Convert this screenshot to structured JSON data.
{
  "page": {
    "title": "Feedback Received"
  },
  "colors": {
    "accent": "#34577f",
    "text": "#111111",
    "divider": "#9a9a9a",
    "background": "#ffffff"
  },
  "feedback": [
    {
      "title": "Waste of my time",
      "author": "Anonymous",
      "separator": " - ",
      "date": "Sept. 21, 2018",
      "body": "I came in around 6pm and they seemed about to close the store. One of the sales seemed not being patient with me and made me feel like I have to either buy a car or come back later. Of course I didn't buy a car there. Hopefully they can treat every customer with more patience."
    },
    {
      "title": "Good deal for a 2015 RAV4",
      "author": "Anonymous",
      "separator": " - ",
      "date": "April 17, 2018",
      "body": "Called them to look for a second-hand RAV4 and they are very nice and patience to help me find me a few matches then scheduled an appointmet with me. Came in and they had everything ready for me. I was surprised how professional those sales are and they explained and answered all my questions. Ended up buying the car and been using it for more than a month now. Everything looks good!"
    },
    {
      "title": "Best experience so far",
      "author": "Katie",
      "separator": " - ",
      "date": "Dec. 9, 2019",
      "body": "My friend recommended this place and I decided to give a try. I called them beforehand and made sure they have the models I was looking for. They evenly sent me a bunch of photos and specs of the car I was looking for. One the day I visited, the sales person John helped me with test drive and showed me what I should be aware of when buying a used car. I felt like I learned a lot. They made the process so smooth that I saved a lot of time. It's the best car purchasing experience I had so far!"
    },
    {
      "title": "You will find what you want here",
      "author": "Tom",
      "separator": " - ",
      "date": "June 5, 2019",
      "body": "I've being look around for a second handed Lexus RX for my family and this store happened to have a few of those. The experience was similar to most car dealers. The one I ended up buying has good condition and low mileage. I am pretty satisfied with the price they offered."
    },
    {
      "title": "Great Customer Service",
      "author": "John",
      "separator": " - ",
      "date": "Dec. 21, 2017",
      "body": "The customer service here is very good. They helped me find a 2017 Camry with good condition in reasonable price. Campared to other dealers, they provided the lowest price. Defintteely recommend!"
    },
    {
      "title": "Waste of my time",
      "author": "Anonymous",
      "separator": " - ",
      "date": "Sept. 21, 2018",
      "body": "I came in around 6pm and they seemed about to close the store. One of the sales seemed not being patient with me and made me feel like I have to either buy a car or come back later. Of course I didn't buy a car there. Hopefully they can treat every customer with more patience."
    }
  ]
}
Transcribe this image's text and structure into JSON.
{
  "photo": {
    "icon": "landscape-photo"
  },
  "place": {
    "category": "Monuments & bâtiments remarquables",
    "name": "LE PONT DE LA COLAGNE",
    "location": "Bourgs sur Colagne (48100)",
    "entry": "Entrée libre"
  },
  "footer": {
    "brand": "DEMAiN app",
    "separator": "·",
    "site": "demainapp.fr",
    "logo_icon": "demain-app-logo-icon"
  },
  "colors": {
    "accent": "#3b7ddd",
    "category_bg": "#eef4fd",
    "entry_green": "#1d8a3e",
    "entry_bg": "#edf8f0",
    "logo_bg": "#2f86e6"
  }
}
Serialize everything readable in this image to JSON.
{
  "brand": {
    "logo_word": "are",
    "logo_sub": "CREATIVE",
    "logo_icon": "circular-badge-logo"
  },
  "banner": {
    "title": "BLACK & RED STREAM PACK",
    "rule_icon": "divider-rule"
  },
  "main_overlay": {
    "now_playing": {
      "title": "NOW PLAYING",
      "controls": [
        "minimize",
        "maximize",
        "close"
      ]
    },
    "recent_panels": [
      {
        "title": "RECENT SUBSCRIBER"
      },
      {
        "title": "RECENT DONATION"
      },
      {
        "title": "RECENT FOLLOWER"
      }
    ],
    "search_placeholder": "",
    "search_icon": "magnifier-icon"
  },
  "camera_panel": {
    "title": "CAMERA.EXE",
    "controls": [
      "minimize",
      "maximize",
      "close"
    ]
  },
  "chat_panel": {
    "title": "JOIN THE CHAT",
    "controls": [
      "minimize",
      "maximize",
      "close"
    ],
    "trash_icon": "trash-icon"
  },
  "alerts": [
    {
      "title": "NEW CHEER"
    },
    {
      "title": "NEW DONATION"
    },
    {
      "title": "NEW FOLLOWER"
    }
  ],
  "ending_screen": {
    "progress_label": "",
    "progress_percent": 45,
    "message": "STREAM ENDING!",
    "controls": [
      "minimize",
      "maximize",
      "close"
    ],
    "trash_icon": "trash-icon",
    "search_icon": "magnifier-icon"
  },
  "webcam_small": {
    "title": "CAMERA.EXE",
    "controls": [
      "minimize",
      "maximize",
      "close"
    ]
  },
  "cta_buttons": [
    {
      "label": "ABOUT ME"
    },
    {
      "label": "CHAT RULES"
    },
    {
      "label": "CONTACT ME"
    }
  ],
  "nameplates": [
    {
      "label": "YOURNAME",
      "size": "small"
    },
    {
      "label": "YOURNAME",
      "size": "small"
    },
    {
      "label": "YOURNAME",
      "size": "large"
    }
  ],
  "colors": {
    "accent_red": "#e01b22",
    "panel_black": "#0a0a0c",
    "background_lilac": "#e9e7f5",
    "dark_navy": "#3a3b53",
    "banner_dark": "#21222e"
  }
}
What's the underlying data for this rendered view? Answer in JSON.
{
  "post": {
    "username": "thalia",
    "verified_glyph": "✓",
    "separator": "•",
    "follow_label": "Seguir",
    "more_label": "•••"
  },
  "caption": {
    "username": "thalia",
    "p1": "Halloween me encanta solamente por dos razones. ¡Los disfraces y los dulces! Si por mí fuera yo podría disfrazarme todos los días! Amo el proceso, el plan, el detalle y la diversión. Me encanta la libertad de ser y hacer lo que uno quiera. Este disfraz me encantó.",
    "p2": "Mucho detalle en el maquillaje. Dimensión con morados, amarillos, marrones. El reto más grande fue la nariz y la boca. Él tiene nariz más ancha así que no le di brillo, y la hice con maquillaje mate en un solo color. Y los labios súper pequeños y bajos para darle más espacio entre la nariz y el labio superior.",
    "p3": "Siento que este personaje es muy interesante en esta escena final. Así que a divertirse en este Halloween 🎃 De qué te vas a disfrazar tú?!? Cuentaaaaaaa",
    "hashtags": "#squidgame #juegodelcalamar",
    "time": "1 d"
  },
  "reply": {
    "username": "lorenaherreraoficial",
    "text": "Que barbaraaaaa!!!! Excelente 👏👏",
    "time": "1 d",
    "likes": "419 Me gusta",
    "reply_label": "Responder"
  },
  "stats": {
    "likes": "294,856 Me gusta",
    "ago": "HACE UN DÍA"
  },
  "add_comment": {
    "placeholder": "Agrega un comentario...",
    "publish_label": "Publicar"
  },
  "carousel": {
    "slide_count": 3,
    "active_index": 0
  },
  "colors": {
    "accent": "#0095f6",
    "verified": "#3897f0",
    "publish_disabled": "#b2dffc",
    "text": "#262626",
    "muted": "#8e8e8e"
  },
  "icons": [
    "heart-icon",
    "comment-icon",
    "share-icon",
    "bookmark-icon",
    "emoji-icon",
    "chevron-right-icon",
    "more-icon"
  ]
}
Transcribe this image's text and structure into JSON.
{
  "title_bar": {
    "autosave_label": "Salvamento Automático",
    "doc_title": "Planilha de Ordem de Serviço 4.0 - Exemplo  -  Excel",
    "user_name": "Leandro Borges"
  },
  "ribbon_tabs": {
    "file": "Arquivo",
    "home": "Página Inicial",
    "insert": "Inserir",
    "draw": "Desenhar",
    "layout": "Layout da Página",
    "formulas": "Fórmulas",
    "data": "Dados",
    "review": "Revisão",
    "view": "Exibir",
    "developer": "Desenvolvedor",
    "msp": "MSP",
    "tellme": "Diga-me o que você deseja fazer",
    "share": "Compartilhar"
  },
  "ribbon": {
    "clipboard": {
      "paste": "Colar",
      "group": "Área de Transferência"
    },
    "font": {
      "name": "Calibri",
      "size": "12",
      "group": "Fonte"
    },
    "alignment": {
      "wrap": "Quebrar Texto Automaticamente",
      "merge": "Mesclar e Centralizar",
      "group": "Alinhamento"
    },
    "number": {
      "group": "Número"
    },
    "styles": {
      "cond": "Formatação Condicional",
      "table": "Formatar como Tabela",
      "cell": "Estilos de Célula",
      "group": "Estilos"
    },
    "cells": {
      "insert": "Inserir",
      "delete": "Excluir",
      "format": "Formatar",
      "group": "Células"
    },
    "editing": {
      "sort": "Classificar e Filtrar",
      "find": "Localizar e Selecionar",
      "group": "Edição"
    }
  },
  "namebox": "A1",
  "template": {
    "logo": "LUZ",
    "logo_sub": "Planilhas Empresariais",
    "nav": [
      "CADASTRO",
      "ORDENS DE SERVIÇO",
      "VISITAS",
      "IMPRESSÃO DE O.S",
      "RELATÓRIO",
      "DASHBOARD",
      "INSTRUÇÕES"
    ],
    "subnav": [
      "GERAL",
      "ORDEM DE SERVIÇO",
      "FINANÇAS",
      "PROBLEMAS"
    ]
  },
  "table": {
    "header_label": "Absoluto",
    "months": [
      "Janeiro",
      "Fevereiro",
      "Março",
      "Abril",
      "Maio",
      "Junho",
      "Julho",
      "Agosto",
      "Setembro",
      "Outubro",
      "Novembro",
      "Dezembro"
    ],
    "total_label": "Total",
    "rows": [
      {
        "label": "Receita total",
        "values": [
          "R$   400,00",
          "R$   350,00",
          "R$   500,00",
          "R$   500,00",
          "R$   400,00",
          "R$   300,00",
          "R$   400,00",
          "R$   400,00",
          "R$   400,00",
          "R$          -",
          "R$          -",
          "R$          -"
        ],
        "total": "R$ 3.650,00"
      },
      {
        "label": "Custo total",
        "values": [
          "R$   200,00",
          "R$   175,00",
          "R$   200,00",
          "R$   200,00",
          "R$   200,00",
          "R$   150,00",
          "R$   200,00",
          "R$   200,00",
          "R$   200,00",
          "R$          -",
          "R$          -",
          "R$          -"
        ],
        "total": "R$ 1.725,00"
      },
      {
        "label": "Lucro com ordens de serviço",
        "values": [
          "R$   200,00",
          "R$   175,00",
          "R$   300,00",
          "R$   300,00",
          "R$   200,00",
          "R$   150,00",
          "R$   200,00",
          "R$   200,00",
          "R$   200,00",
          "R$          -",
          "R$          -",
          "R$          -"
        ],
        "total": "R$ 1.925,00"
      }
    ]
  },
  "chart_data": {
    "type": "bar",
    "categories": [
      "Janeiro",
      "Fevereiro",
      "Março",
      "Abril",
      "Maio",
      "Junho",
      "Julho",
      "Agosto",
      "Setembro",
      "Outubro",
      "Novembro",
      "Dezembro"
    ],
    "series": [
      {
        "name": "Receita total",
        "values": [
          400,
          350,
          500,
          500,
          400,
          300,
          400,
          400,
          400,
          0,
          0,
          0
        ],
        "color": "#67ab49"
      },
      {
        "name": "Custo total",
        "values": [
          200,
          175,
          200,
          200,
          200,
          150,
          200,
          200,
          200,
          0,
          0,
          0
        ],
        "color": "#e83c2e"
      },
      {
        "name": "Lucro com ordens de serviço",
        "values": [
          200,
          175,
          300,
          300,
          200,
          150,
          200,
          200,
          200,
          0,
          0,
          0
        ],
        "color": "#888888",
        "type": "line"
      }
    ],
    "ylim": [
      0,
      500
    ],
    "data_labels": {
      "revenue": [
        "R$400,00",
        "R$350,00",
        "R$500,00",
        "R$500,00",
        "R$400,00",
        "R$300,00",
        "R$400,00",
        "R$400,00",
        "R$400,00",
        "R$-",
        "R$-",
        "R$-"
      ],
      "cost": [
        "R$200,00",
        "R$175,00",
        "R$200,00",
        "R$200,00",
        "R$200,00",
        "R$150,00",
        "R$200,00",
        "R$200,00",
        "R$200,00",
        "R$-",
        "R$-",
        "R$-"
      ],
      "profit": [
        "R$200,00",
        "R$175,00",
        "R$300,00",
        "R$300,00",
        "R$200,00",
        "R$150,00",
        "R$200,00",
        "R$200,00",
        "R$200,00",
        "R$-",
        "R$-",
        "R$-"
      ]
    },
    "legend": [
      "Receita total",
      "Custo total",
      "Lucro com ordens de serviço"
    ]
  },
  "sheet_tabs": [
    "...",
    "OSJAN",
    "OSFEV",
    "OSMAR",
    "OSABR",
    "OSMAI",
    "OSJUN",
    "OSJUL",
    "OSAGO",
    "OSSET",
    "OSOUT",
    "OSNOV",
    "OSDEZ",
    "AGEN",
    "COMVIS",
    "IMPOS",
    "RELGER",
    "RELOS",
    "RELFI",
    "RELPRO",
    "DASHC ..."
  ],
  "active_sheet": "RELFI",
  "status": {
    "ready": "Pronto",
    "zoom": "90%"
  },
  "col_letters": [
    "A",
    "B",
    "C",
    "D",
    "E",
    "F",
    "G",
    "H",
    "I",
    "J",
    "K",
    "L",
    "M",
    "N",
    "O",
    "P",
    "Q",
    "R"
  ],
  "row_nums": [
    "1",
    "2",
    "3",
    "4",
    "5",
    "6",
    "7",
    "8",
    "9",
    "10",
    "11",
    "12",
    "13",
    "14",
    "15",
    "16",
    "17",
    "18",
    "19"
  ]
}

+ + + +

● **What you have to do**:
Within the listing above, find every line containing the string "group" and return it.

● **Answer to the task**:
      "group": "Área de Transferência"
      "group": "Fonte"
      "group": "Alinhamento"
      "group": "Número"
      "group": "Estilos"
      "group": "Células"
      "group": "Edição"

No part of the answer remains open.